##### Data section #####

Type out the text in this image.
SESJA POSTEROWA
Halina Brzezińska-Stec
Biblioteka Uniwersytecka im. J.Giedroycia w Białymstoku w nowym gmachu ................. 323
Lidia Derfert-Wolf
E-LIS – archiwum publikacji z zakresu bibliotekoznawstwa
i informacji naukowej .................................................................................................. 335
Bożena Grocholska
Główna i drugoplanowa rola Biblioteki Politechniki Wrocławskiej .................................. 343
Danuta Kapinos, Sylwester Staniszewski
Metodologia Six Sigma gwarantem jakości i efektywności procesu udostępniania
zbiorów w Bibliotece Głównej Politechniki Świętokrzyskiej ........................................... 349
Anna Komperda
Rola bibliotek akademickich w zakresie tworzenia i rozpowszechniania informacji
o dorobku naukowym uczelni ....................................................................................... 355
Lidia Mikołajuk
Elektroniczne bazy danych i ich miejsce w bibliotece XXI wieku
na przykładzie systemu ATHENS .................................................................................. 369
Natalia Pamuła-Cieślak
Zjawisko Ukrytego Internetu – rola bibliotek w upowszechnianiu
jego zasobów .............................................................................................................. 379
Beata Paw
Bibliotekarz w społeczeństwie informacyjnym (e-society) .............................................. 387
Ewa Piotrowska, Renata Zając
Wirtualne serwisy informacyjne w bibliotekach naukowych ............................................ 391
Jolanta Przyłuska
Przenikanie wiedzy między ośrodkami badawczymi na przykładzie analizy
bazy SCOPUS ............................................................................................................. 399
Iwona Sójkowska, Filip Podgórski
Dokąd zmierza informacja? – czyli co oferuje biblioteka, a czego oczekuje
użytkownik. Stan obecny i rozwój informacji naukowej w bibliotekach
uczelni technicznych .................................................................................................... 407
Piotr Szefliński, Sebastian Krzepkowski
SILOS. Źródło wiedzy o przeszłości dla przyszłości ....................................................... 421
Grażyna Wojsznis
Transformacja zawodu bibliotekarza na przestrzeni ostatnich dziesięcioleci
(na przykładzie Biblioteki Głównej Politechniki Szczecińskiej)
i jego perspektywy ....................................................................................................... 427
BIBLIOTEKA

#####
##### Data section #####

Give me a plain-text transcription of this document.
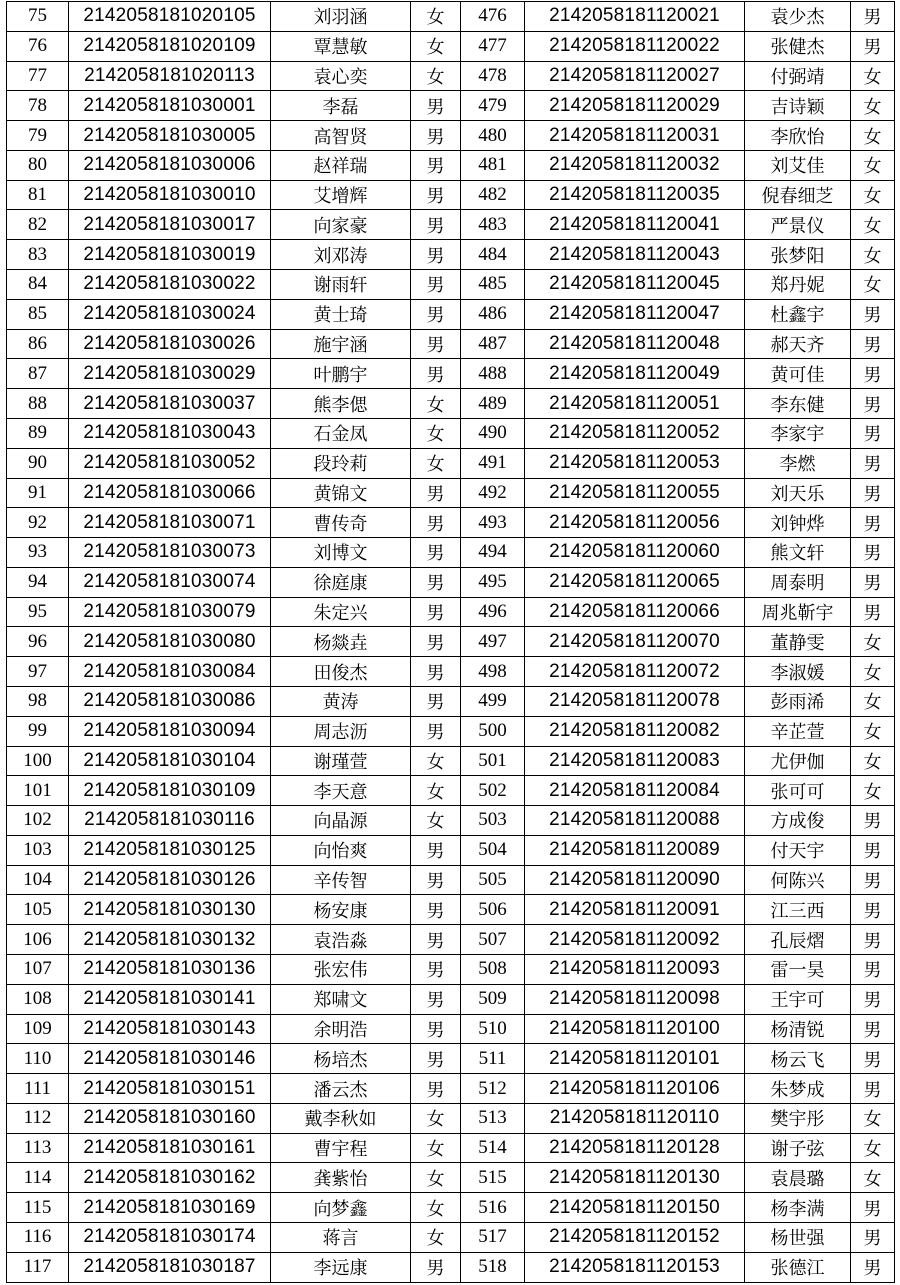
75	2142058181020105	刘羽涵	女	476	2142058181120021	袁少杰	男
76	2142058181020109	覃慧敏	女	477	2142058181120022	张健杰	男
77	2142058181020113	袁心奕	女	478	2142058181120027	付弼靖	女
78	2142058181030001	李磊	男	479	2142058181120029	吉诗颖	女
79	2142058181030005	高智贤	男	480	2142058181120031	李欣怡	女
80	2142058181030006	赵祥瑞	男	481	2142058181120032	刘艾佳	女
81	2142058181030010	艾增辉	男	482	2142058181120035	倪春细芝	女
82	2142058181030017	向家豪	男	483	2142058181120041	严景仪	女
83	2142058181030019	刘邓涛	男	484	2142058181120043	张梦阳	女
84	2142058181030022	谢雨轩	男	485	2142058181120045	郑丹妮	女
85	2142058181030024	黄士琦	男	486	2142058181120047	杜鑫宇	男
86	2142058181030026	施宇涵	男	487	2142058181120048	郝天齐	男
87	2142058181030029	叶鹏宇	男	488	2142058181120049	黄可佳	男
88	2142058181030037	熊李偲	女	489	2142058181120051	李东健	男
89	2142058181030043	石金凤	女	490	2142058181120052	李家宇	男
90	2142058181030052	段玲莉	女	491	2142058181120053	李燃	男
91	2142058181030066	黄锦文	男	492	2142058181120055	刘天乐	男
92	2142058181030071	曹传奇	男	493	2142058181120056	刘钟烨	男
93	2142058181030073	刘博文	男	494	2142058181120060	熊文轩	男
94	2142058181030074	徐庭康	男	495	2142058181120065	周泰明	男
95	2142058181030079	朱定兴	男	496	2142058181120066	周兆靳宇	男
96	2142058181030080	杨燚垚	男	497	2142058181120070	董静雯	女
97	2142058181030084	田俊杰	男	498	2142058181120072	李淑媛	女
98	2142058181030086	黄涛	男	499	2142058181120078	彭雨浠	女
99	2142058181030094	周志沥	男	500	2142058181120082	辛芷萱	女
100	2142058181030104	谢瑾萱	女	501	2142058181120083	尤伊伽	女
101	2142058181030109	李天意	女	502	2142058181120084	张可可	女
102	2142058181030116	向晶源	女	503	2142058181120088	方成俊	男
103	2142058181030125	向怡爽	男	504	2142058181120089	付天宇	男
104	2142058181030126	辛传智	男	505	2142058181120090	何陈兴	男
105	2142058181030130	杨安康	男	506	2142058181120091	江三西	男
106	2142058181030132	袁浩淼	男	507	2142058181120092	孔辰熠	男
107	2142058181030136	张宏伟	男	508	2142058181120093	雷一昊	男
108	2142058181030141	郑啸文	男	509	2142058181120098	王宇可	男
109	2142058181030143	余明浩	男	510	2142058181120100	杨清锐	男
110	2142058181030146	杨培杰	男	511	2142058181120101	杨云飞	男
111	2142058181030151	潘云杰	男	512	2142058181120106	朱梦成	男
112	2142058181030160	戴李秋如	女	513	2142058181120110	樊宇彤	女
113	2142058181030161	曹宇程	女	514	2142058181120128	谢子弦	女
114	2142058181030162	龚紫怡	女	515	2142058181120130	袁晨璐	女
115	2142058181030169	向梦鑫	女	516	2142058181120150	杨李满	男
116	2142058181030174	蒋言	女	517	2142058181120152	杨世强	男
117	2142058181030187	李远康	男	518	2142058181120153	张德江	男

#####

▶ **Stated problem**:
Look for the word "informacji" and return every line where it occurs.

▶ **Response to the exercise**:
i informacji naukowej .................................................................................................. 335
Rola bibliotek akademickich w zakresie tworzenia i rozpowszechniania informacji
użytkownik. Stan obecny i rozwój informacji naukowej w bibliotekach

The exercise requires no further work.